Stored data
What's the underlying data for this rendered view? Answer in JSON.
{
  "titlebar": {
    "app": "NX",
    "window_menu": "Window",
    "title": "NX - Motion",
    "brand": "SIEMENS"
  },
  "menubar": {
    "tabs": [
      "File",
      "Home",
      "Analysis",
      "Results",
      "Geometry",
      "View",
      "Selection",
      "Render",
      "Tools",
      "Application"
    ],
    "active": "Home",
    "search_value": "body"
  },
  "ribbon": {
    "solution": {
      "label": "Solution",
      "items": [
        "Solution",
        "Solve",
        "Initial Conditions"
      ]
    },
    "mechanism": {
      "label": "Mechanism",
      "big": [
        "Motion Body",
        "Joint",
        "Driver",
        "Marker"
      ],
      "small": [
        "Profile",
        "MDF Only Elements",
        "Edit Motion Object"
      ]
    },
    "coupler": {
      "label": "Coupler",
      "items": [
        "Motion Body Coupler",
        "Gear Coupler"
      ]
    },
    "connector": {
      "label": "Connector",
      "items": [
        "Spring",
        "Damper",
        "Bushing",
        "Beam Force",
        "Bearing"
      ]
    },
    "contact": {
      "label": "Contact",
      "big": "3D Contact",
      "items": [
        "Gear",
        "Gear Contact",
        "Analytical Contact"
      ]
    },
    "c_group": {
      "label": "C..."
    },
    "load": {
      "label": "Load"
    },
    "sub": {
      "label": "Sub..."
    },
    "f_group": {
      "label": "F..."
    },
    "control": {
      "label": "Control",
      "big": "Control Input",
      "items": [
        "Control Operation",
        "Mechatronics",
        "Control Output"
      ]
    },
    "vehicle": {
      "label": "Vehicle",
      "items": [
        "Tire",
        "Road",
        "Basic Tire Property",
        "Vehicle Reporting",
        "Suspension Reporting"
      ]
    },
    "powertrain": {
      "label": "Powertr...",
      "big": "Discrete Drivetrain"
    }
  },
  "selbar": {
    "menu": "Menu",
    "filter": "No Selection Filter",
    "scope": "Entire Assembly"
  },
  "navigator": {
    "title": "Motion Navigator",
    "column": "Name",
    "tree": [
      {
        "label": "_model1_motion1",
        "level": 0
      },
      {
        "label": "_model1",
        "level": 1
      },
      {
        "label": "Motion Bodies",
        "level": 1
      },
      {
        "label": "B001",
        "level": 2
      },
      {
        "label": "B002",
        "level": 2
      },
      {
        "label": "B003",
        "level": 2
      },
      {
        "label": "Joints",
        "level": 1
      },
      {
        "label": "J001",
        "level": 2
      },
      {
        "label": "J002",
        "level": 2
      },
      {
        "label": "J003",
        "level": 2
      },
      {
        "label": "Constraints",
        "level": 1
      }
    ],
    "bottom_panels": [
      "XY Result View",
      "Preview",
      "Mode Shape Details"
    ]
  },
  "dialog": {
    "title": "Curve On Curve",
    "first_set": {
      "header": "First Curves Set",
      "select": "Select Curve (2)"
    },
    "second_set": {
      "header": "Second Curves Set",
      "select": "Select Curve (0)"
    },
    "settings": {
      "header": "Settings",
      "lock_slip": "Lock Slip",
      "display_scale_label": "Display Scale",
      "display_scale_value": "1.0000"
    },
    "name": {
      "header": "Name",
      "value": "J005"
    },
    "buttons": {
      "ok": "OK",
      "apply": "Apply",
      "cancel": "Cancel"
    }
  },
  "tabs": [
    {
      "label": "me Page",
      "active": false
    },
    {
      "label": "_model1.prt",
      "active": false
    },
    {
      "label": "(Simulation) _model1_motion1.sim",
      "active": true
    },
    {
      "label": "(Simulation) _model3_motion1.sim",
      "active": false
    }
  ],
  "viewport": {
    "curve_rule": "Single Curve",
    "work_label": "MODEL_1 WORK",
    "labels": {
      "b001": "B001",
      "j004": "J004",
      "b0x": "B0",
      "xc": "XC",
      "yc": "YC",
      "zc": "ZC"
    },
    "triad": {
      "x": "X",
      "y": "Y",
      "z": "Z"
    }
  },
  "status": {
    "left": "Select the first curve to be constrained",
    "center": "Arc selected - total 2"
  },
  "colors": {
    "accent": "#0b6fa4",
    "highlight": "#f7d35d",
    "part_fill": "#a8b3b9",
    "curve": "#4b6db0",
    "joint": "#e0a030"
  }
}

## What is asked:
Copy every line of the records word for word.

## Final answer:
What's the underlying data for this rendered view? Answer in JSON.
{
  "titlebar": {
    "app": "NX",
    "window_menu": "Window",
    "title": "NX - Motion",
    "brand": "SIEMENS"
  },
  "menubar": {
    "tabs": [
      "File",
      "Home",
      "Analysis",
      "Results",
      "Geometry",
      "View",
      "Selection",
      "Render",
      "Tools",
      "Application"
    ],
    "active": "Home",
    "search_value": "body"
  },
  "ribbon": {
    "solution": {
      "label": "Solution",
      "items": [
        "Solution",
        "Solve",
        "Initial Conditions"
      ]
    },
    "mechanism": {
      "label": "Mechanism",
      "big": [
        "Motion Body",
        "Joint",
        "Driver",
        "Marker"
      ],
      "small": [
        "Profile",
        "MDF Only Elements",
        "Edit Motion Object"
      ]
    },
    "coupler": {
      "label": "Coupler",
      "items": [
        "Motion Body Coupler",
        "Gear Coupler"
      ]
    },
    "connector": {
      "label": "Connector",
      "items": [
        "Spring",
        "Damper",
        "Bushing",
        "Beam Force",
        "Bearing"
      ]
    },
    "contact": {
      "label": "Contact",
      "big": "3D Contact",
      "items": [
        "Gear",
        "Gear Contact",
        "Analytical Contact"
      ]
    },
    "c_group": {
      "label": "C..."
    },
    "load": {
      "label": "Load"
    },
    "sub": {
      "label": "Sub..."
    },
    "f_group": {
      "label": "F..."
    },
    "control": {
      "label": "Control",
      "big": "Control Input",
      "items": [
        "Control Operation",
        "Mechatronics",
        "Control Output"
      ]
    },
    "vehicle": {
      "label": "Vehicle",
      "items": [
        "Tire",
        "Road",
        "Basic Tire Property",
        "Vehicle Reporting",
        "Suspension Reporting"
      ]
    },
    "powertrain": {
      "label": "Powertr...",
      "big": "Discrete Drivetrain"
    }
  },
  "selbar": {
    "menu": "Menu",
    "filter": "No Selection Filter",
    "scope": "Entire Assembly"
  },
  "navigator": {
    "title": "Motion Navigator",
    "column": "Name",
    "tree": [
      {
        "label": "_model1_motion1",
        "level": 0
      },
      {
        "label": "_model1",
        "level": 1
      },
      {
        "label": "Motion Bodies",
        "level": 1
      },
      {
        "label": "B001",
        "level": 2
      },
      {
        "label": "B002",
        "level": 2
      },
      {
        "label": "B003",
        "level": 2
      },
      {
        "label": "Joints",
        "level": 1
      },
      {
        "label": "J001",
        "level": 2
      },
      {
        "label": "J002",
        "level": 2
      },
      {
        "label": "J003",
        "level": 2
      },
      {
        "label": "Constraints",
        "level": 1
      }
    ],
    "bottom_panels": [
      "XY Result View",
      "Preview",
      "Mode Shape Details"
    ]
  },
  "dialog": {
    "title": "Curve On Curve",
    "first_set": {
      "header": "First Curves Set",
      "select": "Select Curve (2)"
    },
    "second_set": {
      "header": "Second Curves Set",
      "select": "Select Curve (0)"
    },
    "settings": {
      "header": "Settings",
      "lock_slip": "Lock Slip",
      "display_scale_label": "Display Scale",
      "display_scale_value": "1.0000"
    },
    "name": {
      "header": "Name",
      "value": "J005"
    },
    "buttons": {
      "ok": "OK",
      "apply": "Apply",
      "cancel": "Cancel"
    }
  },
  "tabs": [
    {
      "label": "me Page",
      "active": false
    },
    {
      "label": "_model1.prt",
      "active": false
    },
    {
      "label": "(Simulation) _model1_motion1.sim",
      "active": true
    },
    {
      "label": "(Simulation) _model3_motion1.sim",
      "active": false
    }
  ],
  "viewport": {
    "curve_rule": "Single Curve",
    "work_label": "MODEL_1 WORK",
    "labels": {
      "b001": "B001",
      "j004": "J004",
      "b0x": "B0",
      "xc": "XC",
      "yc": "YC",
      "zc": "ZC"
    },
    "triad": {
      "x": "X",
      "y": "Y",
      "z": "Z"
    }
  },
  "status": {
    "left": "Select the first curve to be constrained",
    "center": "Arc selected - total 2"
  },
  "colors": {
    "accent": "#0b6fa4",
    "highlight": "#f7d35d",
    "part_fill": "#a8b3b9",
    "curve": "#4b6db0",
    "joint": "#e0a030"
  }
}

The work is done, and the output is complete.